- **EXERCISE**
Will you give the material below again, every line exactly as it is?

- **PROVIDED ENTRIES**
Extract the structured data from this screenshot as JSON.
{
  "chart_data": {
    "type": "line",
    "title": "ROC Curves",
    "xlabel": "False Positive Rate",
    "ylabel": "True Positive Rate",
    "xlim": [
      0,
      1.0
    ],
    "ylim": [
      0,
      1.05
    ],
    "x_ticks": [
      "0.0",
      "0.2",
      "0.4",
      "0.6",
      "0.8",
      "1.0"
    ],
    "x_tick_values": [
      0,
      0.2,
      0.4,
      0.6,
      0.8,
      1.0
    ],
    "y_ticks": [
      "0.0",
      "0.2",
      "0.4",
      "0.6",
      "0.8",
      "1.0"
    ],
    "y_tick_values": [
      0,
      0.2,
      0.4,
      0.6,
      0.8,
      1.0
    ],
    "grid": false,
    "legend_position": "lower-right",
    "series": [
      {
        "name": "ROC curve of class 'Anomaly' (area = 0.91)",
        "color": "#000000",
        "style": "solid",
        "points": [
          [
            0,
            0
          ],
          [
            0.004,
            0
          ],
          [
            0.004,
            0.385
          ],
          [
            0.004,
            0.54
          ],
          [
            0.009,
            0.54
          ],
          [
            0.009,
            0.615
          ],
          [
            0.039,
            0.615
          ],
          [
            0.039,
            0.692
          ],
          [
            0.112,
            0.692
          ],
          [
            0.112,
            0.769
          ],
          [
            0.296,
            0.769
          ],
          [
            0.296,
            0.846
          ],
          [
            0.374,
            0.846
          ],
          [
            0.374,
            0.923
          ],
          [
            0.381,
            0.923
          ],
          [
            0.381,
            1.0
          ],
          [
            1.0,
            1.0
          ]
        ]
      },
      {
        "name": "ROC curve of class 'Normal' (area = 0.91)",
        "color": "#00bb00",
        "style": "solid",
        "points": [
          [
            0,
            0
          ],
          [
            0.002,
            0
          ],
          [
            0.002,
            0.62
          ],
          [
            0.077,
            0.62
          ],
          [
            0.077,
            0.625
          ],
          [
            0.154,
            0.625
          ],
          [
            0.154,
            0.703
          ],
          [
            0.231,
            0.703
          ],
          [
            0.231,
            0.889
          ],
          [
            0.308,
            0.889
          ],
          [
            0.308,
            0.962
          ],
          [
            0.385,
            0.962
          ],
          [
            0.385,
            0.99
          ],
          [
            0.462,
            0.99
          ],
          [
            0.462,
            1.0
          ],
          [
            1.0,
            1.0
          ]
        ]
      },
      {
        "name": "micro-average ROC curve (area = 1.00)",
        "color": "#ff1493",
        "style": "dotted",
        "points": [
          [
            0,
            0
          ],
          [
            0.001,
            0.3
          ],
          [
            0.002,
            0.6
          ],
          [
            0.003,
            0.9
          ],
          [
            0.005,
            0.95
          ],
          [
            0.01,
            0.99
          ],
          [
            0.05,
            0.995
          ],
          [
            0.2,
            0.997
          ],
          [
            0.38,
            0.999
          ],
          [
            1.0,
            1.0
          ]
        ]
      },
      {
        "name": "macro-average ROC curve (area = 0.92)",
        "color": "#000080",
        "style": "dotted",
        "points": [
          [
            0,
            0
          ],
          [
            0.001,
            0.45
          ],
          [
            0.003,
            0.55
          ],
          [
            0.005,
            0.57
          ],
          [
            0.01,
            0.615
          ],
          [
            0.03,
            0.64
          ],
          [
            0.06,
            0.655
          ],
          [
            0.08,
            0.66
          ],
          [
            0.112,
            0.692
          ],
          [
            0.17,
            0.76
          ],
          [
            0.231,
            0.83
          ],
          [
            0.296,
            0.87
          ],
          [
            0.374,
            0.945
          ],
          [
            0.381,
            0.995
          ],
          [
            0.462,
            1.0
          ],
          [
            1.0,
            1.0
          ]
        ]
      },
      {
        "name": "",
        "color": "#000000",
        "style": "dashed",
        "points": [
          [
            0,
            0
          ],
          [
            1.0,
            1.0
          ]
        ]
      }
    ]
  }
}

- **PROBLEM SOLUTION**
Extract the structured data from this screenshot as JSON.
{
  "chart_data": {
    "type": "line",
    "title": "ROC Curves",
    "xlabel": "False Positive Rate",
    "ylabel": "True Positive Rate",
    "xlim": [
      0,
      1.0
    ],
    "ylim": [
      0,
      1.05
    ],
    "x_ticks": [
      "0.0",
      "0.2",
      "0.4",
      "0.6",
      "0.8",
      "1.0"
    ],
    "x_tick_values": [
      0,
      0.2,
      0.4,
      0.6,
      0.8,
      1.0
    ],
    "y_ticks": [
      "0.0",
      "0.2",
      "0.4",
      "0.6",
      "0.8",
      "1.0"
    ],
    "y_tick_values": [
      0,
      0.2,
      0.4,
      0.6,
      0.8,
      1.0
    ],
    "grid": false,
    "legend_position": "lower-right",
    "series": [
      {
        "name": "ROC curve of class 'Anomaly' (area = 0.91)",
        "color": "#000000",
        "style": "solid",
        "points": [
          [
            0,
            0
          ],
          [
            0.004,
            0
          ],
          [
            0.004,
            0.385
          ],
          [
            0.004,
            0.54
          ],
          [
            0.009,
            0.54
          ],
          [
            0.009,
            0.615
          ],
          [
            0.039,
            0.615
          ],
          [
            0.039,
            0.692
          ],
          [
            0.112,
            0.692
          ],
          [
            0.112,
            0.769
          ],
          [
            0.296,
            0.769
          ],
          [
            0.296,
            0.846
          ],
          [
            0.374,
            0.846
          ],
          [
            0.374,
            0.923
          ],
          [
            0.381,
            0.923
          ],
          [
            0.381,
            1.0
          ],
          [
            1.0,
            1.0
          ]
        ]
      },
      {
        "name": "ROC curve of class 'Normal' (area = 0.91)",
        "color": "#00bb00",
        "style": "solid",
        "points": [
          [
            0,
            0
          ],
          [
            0.002,
            0
          ],
          [
            0.002,
            0.62
          ],
          [
            0.077,
            0.62
          ],
          [
            0.077,
            0.625
          ],
          [
            0.154,
            0.625
          ],
          [
            0.154,
            0.703
          ],
          [
            0.231,
            0.703
          ],
          [
            0.231,
            0.889
          ],
          [
            0.308,
            0.889
          ],
          [
            0.308,
            0.962
          ],
          [
            0.385,
            0.962
          ],
          [
            0.385,
            0.99
          ],
          [
            0.462,
            0.99
          ],
          [
            0.462,
            1.0
          ],
          [
            1.0,
            1.0
          ]
        ]
      },
      {
        "name": "micro-average ROC curve (area = 1.00)",
        "color": "#ff1493",
        "style": "dotted",
        "points": [
          [
            0,
            0
          ],
          [
            0.001,
            0.3
          ],
          [
            0.002,
            0.6
          ],
          [
            0.003,
            0.9
          ],
          [
            0.005,
            0.95
          ],
          [
            0.01,
            0.99
          ],
          [
            0.05,
            0.995
          ],
          [
            0.2,
            0.997
          ],
          [
            0.38,
            0.999
          ],
          [
            1.0,
            1.0
          ]
        ]
      },
      {
        "name": "macro-average ROC curve (area = 0.92)",
        "color": "#000080",
        "style": "dotted",
        "points": [
          [
            0,
            0
          ],
          [
            0.001,
            0.45
          ],
          [
            0.003,
            0.55
          ],
          [
            0.005,
            0.57
          ],
          [
            0.01,
            0.615
          ],
          [
            0.03,
            0.64
          ],
          [
            0.06,
            0.655
          ],
          [
            0.08,
            0.66
          ],
          [
            0.112,
            0.692
          ],
          [
            0.17,
            0.76
          ],
          [
            0.231,
            0.83
          ],
          [
            0.296,
            0.87
          ],
          [
            0.374,
            0.945
          ],
          [
            0.381,
            0.995
          ],
          [
            0.462,
            1.0
          ],
          [
            1.0,
            1.0
          ]
        ]
      },
      {
        "name": "",
        "color": "#000000",
        "style": "dashed",
        "points": [
          [
            0,
            0
          ],
          [
            1.0,
            1.0
          ]
        ]
      }
    ]
  }
}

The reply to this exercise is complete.